GIVEN REQUEST -
Will you write out all the entries below exactly?

RECORDS PROVIDED -
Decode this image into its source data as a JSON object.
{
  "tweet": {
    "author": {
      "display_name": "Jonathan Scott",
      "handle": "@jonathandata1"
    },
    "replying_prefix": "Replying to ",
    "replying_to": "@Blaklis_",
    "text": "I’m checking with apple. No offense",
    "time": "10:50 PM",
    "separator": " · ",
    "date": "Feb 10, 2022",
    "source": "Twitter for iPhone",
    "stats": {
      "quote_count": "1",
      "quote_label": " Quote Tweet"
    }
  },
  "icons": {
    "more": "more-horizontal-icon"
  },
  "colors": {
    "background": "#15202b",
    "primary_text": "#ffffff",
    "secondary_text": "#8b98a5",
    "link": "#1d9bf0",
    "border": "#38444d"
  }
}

OUTPUT OF THE EXERCISE -
Decode this image into its source data as a JSON object.
{
  "tweet": {
    "author": {
      "display_name": "Jonathan Scott",
      "handle": "@jonathandata1"
    },
    "replying_prefix": "Replying to ",
    "replying_to": "@Blaklis_",
    "text": "I’m checking with apple. No offense",
    "time": "10:50 PM",
    "separator": " · ",
    "date": "Feb 10, 2022",
    "source": "Twitter for iPhone",
    "stats": {
      "quote_count": "1",
      "quote_label": " Quote Tweet"
    }
  },
  "icons": {
    "more": "more-horizontal-icon"
  },
  "colors": {
    "background": "#15202b",
    "primary_text": "#ffffff",
    "secondary_text": "#8b98a5",
    "link": "#1d9bf0",
    "border": "#38444d"
  }
}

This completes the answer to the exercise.